··· Pasaje extraído

VICENTE PÉREZ
El colectivo ecologista Turcón ha realizado una visita al barranco de La Mina junto a vecinos y vecinas de la zona, en la que ha constatado con preocupación el «grave deterioro» que sufre este enclave natural debido al desvío de las aguas que antaño corrían por este cauce.
El impacto sobre el ecosistema es evidente: la pérdida de caudal ha provocado el retroceso de la sauceda y la degradación progresiva del paisaje y de los hábitats ligados al agua, según denuncia este grupo ecologista.
No obstante, Turcón considera que aún se está a tiempo de revertir esta situación, «siempre y cuando el Cabildo de Gran Canaria y el Consejo Insular de Aguas actúen con responsabilidad y urgencia».
El barranco de la Mina nace en el municipio de San Mateo, atraviesa la Isla hacia el noreste y desemboca en la capital grancanaria, en su tramo final ya sepultado por la ciudad.

······
··· Extracto de datos

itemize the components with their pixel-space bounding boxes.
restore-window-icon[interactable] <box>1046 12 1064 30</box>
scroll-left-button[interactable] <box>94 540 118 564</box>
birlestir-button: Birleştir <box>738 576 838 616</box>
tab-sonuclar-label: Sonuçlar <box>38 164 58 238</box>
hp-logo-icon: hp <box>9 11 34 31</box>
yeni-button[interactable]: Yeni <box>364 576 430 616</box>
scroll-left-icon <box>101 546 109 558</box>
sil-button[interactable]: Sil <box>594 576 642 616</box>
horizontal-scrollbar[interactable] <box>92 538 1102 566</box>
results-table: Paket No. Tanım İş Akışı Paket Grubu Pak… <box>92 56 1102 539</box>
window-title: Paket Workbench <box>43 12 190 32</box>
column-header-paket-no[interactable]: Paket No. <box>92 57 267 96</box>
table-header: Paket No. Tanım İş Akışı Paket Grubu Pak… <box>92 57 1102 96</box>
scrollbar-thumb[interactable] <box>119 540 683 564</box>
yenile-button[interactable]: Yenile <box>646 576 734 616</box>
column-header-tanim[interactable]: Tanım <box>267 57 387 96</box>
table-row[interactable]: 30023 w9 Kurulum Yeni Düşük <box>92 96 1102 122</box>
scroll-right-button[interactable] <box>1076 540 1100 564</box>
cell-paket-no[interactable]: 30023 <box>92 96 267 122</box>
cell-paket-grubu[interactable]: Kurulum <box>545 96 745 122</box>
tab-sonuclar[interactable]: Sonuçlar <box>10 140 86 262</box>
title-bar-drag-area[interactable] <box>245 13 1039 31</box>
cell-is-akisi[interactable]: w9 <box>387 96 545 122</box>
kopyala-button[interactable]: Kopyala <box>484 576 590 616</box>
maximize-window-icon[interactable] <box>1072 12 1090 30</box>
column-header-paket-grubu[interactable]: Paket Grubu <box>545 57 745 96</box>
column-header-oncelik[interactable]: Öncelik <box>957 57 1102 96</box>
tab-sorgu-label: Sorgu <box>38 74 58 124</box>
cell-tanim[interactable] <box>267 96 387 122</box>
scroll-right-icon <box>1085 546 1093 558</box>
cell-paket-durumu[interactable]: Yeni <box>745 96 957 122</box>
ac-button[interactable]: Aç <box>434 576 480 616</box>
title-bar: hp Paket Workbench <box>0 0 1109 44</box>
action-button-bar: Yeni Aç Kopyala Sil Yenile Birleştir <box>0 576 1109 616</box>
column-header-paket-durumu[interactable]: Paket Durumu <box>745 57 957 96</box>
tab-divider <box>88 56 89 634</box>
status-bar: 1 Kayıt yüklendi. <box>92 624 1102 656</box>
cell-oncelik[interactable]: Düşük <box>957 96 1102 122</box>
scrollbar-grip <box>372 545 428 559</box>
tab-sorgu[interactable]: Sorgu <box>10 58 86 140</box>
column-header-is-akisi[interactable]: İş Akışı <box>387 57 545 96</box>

······

Tareas a realizar:
a. Transcriba de nuevo el texto sobre el barranco de La Mina desde "No obstante, Turcón" hasta "por la ciudad.", y cambie "San Mateo" por "Teror".
b. Según el texto sobre el barranco de La Mina, ¿qué ha provocado la pérdida de caudal?

Sección de respuestas:
a.
No obstante, Turcón considera que aún se está a tiempo de revertir esta situación, «siempre y cuando el Cabildo de Gran Canaria y el Consejo Insular de Aguas actúen con responsabilidad y urgencia».
El barranco de la Mina nace en el municipio de Teror, atraviesa la Isla hacia el noreste y desemboca en la capital grancanaria, en su tramo final ya sepultado por la ciudad.

b. El retroceso de la sauceda y la degradación progresiva del paisaje y de los hábitats ligados al agua.